__EXERCISE__. Transcribe the material in full, exactly as written.
▽
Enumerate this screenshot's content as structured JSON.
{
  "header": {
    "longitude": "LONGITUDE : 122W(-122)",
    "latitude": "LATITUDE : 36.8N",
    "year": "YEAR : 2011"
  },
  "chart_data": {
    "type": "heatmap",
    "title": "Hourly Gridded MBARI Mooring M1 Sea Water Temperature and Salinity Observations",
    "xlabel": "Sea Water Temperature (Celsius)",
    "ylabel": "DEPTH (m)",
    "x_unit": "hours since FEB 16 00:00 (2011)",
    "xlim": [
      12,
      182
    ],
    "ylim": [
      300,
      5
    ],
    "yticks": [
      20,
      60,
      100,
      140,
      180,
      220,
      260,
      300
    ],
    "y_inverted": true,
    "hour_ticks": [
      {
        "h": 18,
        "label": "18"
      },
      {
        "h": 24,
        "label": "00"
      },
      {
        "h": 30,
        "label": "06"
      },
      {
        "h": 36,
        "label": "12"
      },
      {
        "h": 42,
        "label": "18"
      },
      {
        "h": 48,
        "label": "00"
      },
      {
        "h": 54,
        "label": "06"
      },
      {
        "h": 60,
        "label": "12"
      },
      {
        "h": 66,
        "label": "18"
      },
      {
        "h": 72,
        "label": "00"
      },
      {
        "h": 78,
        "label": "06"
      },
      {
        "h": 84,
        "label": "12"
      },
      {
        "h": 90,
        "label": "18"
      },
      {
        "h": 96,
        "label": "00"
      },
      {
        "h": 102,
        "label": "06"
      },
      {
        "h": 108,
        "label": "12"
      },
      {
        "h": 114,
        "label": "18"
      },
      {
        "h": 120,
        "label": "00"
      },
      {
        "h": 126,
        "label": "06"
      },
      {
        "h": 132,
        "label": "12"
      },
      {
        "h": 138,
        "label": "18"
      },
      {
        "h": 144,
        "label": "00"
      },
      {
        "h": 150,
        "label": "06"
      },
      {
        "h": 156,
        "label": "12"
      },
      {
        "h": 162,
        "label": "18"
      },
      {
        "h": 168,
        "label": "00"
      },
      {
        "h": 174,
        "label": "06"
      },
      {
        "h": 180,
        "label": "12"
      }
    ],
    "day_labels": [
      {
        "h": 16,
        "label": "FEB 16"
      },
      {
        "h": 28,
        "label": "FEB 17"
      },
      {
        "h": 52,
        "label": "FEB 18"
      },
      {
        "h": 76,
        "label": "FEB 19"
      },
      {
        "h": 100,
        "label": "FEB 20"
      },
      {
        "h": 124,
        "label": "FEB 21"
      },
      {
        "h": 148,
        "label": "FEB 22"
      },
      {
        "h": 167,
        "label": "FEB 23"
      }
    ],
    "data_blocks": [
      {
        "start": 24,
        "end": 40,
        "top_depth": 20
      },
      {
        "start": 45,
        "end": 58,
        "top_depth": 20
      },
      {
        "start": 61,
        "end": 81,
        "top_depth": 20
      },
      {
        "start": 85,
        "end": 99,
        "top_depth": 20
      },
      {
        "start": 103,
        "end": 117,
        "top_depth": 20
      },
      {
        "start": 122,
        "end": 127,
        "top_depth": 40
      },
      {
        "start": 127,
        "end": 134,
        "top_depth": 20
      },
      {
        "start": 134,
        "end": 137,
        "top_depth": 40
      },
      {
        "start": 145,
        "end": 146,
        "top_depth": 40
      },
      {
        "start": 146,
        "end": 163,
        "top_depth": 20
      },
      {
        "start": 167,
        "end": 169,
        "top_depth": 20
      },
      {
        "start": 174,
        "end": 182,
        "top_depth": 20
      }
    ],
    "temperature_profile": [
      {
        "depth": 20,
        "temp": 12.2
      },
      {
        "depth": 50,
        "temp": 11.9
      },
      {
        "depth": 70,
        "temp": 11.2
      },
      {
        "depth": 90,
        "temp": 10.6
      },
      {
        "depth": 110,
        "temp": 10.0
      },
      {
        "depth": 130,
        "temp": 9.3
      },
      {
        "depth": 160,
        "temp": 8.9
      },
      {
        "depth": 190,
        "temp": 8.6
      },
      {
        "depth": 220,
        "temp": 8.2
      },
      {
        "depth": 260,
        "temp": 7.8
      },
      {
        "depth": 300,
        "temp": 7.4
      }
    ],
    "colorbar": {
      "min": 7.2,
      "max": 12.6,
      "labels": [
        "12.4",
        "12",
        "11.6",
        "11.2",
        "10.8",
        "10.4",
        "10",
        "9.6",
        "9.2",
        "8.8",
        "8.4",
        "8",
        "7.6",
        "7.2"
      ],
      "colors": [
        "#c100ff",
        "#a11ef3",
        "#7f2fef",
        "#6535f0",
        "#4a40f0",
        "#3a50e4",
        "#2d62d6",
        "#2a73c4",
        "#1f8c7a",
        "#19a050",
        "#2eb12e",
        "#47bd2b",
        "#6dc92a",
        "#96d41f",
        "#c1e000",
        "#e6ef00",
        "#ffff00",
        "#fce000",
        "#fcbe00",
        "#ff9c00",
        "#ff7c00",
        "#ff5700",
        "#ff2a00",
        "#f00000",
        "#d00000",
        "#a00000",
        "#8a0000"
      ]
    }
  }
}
△
__RESULT__.
Enumerate this screenshot's content as structured JSON.
{
  "header": {
    "longitude": "LONGITUDE : 122W(-122)",
    "latitude": "LATITUDE : 36.8N",
    "year": "YEAR : 2011"
  },
  "chart_data": {
    "type": "heatmap",
    "title": "Hourly Gridded MBARI Mooring M1 Sea Water Temperature and Salinity Observations",
    "xlabel": "Sea Water Temperature (Celsius)",
    "ylabel": "DEPTH (m)",
    "x_unit": "hours since FEB 16 00:00 (2011)",
    "xlim": [
      12,
      182
    ],
    "ylim": [
      300,
      5
    ],
    "yticks": [
      20,
      60,
      100,
      140,
      180,
      220,
      260,
      300
    ],
    "y_inverted": true,
    "hour_ticks": [
      {
        "h": 18,
        "label": "18"
      },
      {
        "h": 24,
        "label": "00"
      },
      {
        "h": 30,
        "label": "06"
      },
      {
        "h": 36,
        "label": "12"
      },
      {
        "h": 42,
        "label": "18"
      },
      {
        "h": 48,
        "label": "00"
      },
      {
        "h": 54,
        "label": "06"
      },
      {
        "h": 60,
        "label": "12"
      },
      {
        "h": 66,
        "label": "18"
      },
      {
        "h": 72,
        "label": "00"
      },
      {
        "h": 78,
        "label": "06"
      },
      {
        "h": 84,
        "label": "12"
      },
      {
        "h": 90,
        "label": "18"
      },
      {
        "h": 96,
        "label": "00"
      },
      {
        "h": 102,
        "label": "06"
      },
      {
        "h": 108,
        "label": "12"
      },
      {
        "h": 114,
        "label": "18"
      },
      {
        "h": 120,
        "label": "00"
      },
      {
        "h": 126,
        "label": "06"
      },
      {
        "h": 132,
        "label": "12"
      },
      {
        "h": 138,
        "label": "18"
      },
      {
        "h": 144,
        "label": "00"
      },
      {
        "h": 150,
        "label": "06"
      },
      {
        "h": 156,
        "label": "12"
      },
      {
        "h": 162,
        "label": "18"
      },
      {
        "h": 168,
        "label": "00"
      },
      {
        "h": 174,
        "label": "06"
      },
      {
        "h": 180,
        "label": "12"
      }
    ],
    "day_labels": [
      {
        "h": 16,
        "label": "FEB 16"
      },
      {
        "h": 28,
        "label": "FEB 17"
      },
      {
        "h": 52,
        "label": "FEB 18"
      },
      {
        "h": 76,
        "label": "FEB 19"
      },
      {
        "h": 100,
        "label": "FEB 20"
      },
      {
        "h": 124,
        "label": "FEB 21"
      },
      {
        "h": 148,
        "label": "FEB 22"
      },
      {
        "h": 167,
        "label": "FEB 23"
      }
    ],
    "data_blocks": [
      {
        "start": 24,
        "end": 40,
        "top_depth": 20
      },
      {
        "start": 45,
        "end": 58,
        "top_depth": 20
      },
      {
        "start": 61,
        "end": 81,
        "top_depth": 20
      },
      {
        "start": 85,
        "end": 99,
        "top_depth": 20
      },
      {
        "start": 103,
        "end": 117,
        "top_depth": 20
      },
      {
        "start": 122,
        "end": 127,
        "top_depth": 40
      },
      {
        "start": 127,
        "end": 134,
        "top_depth": 20
      },
      {
        "start": 134,
        "end": 137,
        "top_depth": 40
      },
      {
        "start": 145,
        "end": 146,
        "top_depth": 40
      },
      {
        "start": 146,
        "end": 163,
        "top_depth": 20
      },
      {
        "start": 167,
        "end": 169,
        "top_depth": 20
      },
      {
        "start": 174,
        "end": 182,
        "top_depth": 20
      }
    ],
    "temperature_profile": [
      {
        "depth": 20,
        "temp": 12.2
      },
      {
        "depth": 50,
        "temp": 11.9
      },
      {
        "depth": 70,
        "temp": 11.2
      },
      {
        "depth": 90,
        "temp": 10.6
      },
      {
        "depth": 110,
        "temp": 10.0
      },
      {
        "depth": 130,
        "temp": 9.3
      },
      {
        "depth": 160,
        "temp": 8.9
      },
      {
        "depth": 190,
        "temp": 8.6
      },
      {
        "depth": 220,
        "temp": 8.2
      },
      {
        "depth": 260,
        "temp": 7.8
      },
      {
        "depth": 300,
        "temp": 7.4
      }
    ],
    "colorbar": {
      "min": 7.2,
      "max": 12.6,
      "labels": [
        "12.4",
        "12",
        "11.6",
        "11.2",
        "10.8",
        "10.4",
        "10",
        "9.6",
        "9.2",
        "8.8",
        "8.4",
        "8",
        "7.6",
        "7.2"
      ],
      "colors": [
        "#c100ff",
        "#a11ef3",
        "#7f2fef",
        "#6535f0",
        "#4a40f0",
        "#3a50e4",
        "#2d62d6",
        "#2a73c4",
        "#1f8c7a",
        "#19a050",
        "#2eb12e",
        "#47bd2b",
        "#6dc92a",
        "#96d41f",
        "#c1e000",
        "#e6ef00",
        "#ffff00",
        "#fce000",
        "#fcbe00",
        "#ff9c00",
        "#ff7c00",
        "#ff5700",
        "#ff2a00",
        "#f00000",
        "#d00000",
        "#a00000",
        "#8a0000"
      ]
    }
  }
}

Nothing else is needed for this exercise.